Data records:
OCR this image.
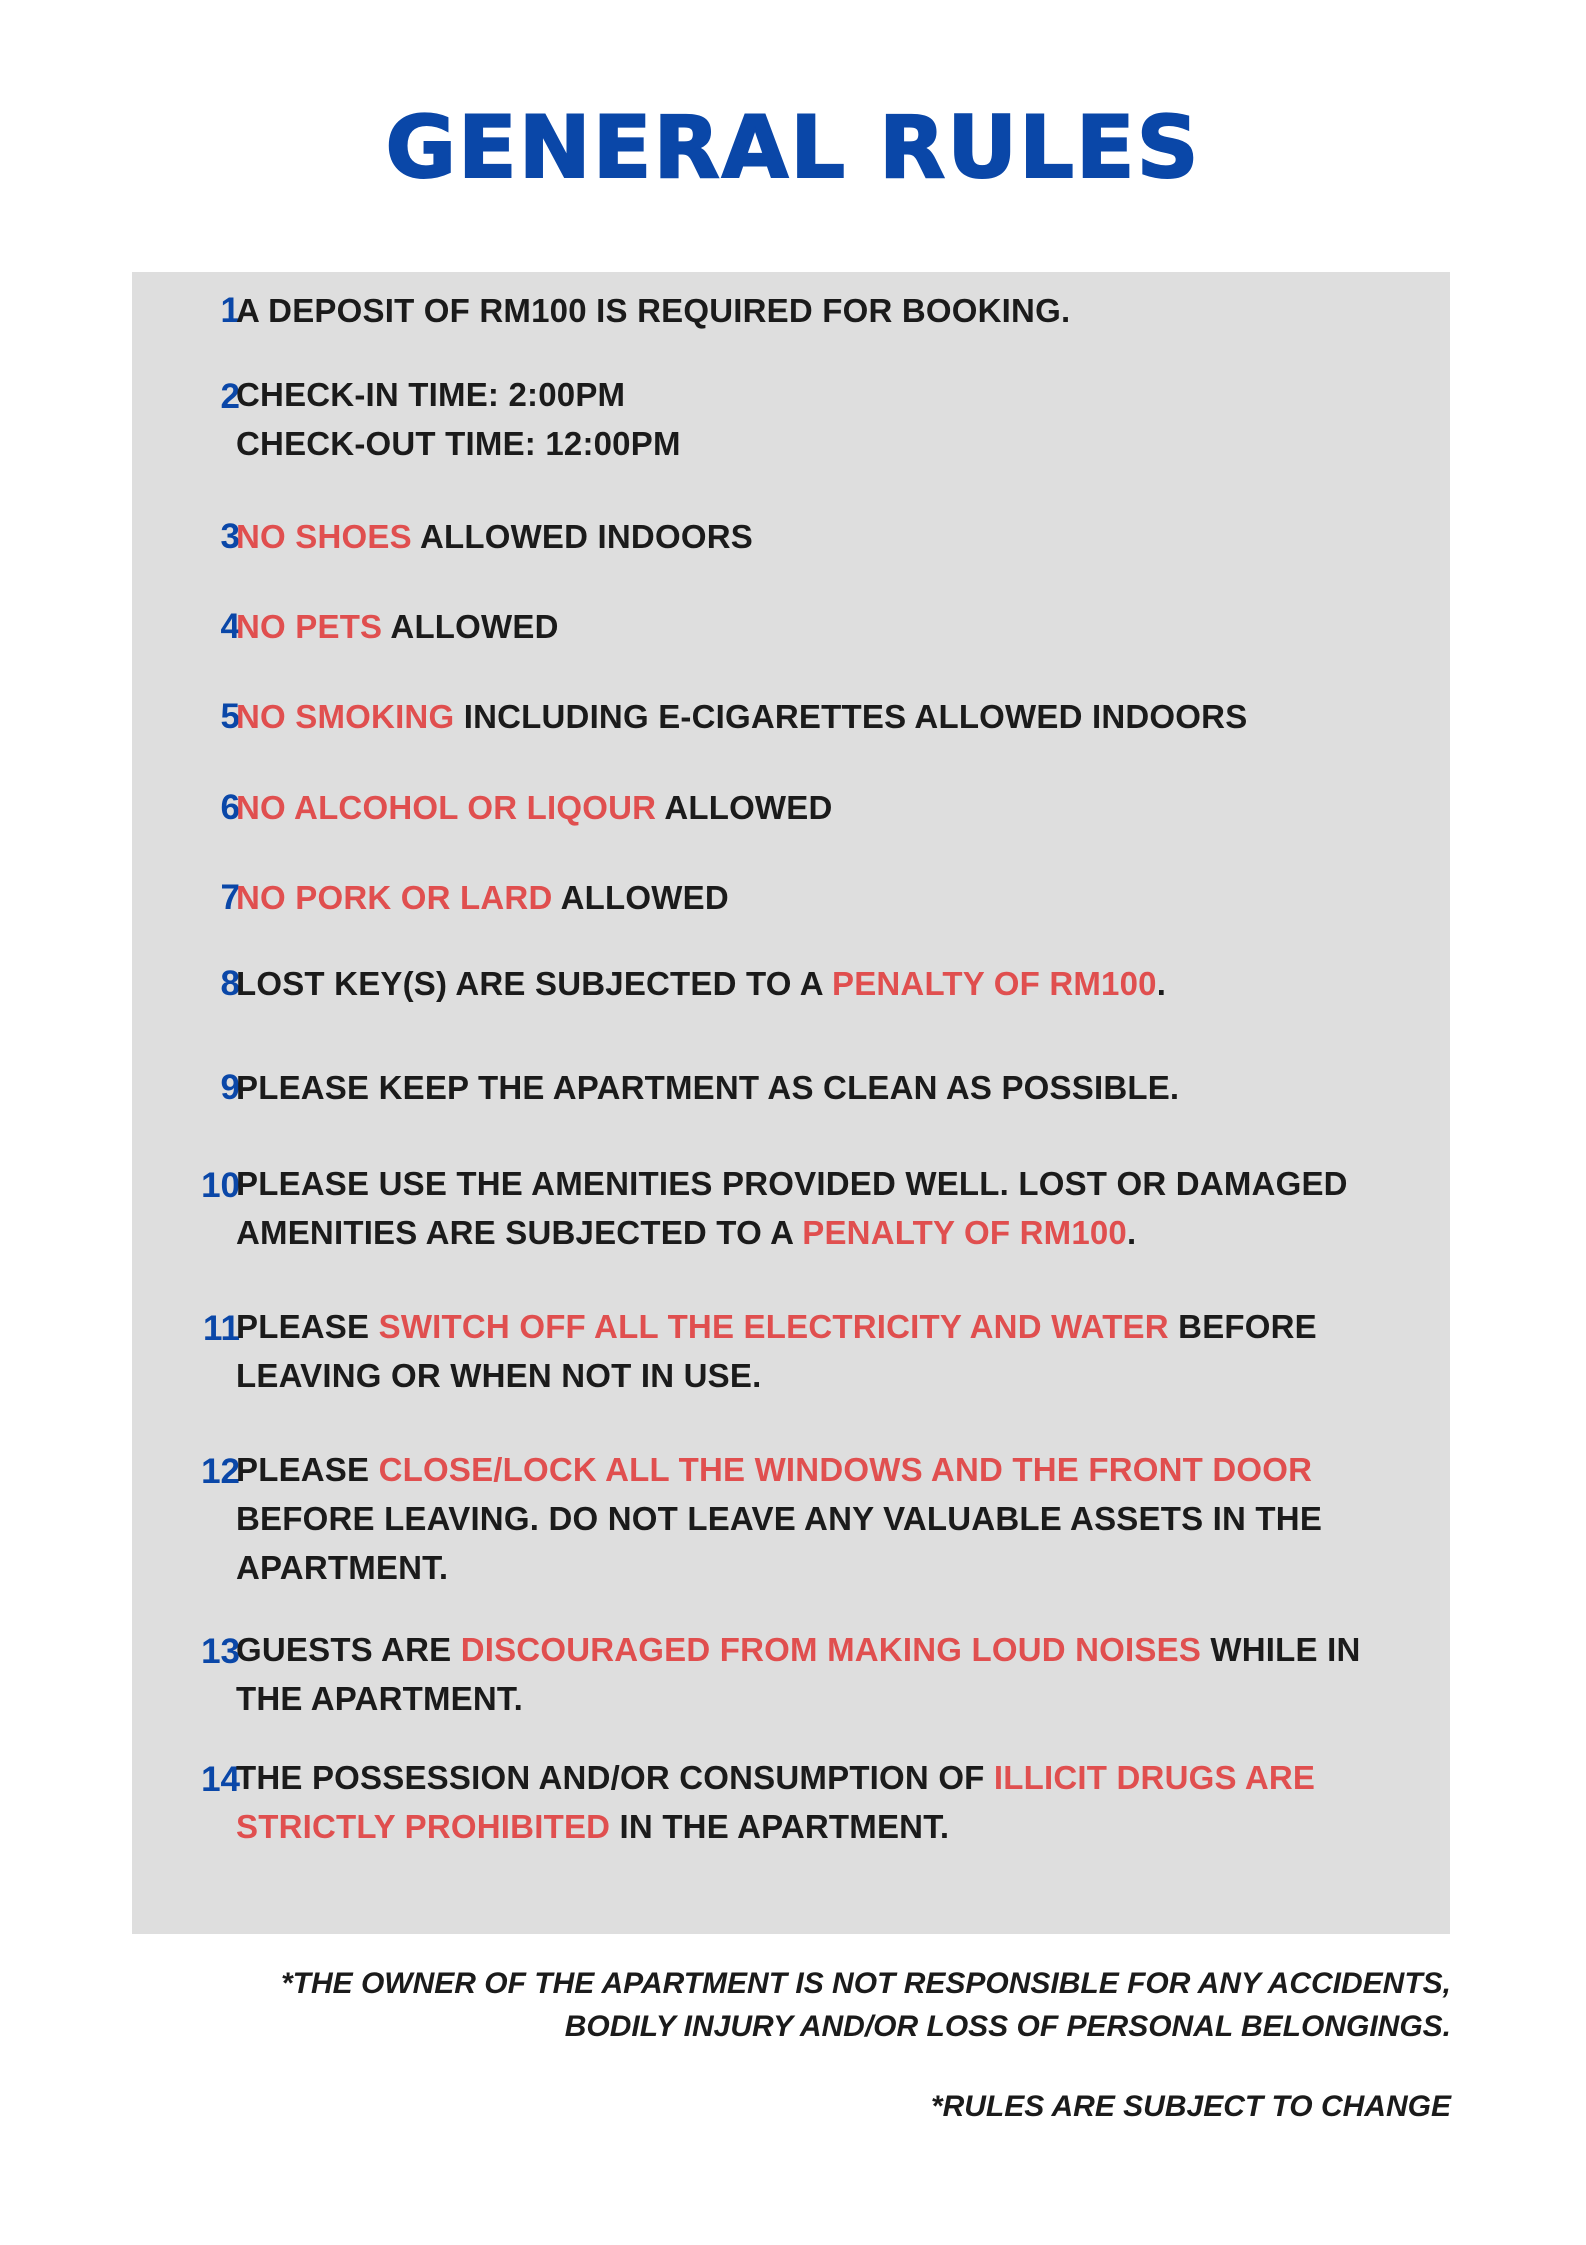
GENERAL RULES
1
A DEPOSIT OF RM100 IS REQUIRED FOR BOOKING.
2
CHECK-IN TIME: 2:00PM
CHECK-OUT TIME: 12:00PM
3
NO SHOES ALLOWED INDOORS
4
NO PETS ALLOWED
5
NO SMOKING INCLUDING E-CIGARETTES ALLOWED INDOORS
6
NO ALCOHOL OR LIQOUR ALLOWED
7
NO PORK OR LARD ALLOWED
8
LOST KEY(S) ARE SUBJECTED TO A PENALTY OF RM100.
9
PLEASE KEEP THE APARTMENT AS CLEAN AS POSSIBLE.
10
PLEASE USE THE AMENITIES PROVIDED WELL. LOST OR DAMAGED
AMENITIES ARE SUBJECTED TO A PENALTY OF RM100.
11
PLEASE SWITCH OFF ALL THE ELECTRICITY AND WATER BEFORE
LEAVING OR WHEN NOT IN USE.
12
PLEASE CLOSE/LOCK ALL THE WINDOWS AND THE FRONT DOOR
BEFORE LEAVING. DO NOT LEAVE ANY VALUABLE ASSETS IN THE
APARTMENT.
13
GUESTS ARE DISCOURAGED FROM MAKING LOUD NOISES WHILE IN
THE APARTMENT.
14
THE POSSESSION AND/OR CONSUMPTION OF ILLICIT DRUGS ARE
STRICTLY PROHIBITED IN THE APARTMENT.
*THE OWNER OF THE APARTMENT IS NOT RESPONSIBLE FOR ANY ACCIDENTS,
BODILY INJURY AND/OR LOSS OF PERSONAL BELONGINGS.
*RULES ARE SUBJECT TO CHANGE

Short exercise: Restate the entire listing word for word, excluding pictures.

Result for this exercise:
OCR this image.
GENERAL RULES
1
A DEPOSIT OF RM100 IS REQUIRED FOR BOOKING.
2
CHECK-IN TIME: 2:00PM
CHECK-OUT TIME: 12:00PM
3
NO SHOES ALLOWED INDOORS
4
NO PETS ALLOWED
5
NO SMOKING INCLUDING E-CIGARETTES ALLOWED INDOORS
6
NO ALCOHOL OR LIQOUR ALLOWED
7
NO PORK OR LARD ALLOWED
8
LOST KEY(S) ARE SUBJECTED TO A PENALTY OF RM100.
9
PLEASE KEEP THE APARTMENT AS CLEAN AS POSSIBLE.
10
PLEASE USE THE AMENITIES PROVIDED WELL. LOST OR DAMAGED
AMENITIES ARE SUBJECTED TO A PENALTY OF RM100.
11
PLEASE SWITCH OFF ALL THE ELECTRICITY AND WATER BEFORE
LEAVING OR WHEN NOT IN USE.
12
PLEASE CLOSE/LOCK ALL THE WINDOWS AND THE FRONT DOOR
BEFORE LEAVING. DO NOT LEAVE ANY VALUABLE ASSETS IN THE
APARTMENT.
13
GUESTS ARE DISCOURAGED FROM MAKING LOUD NOISES WHILE IN
THE APARTMENT.
14
THE POSSESSION AND/OR CONSUMPTION OF ILLICIT DRUGS ARE
STRICTLY PROHIBITED IN THE APARTMENT.
*THE OWNER OF THE APARTMENT IS NOT RESPONSIBLE FOR ANY ACCIDENTS,
BODILY INJURY AND/OR LOSS OF PERSONAL BELONGINGS.
*RULES ARE SUBJECT TO CHANGE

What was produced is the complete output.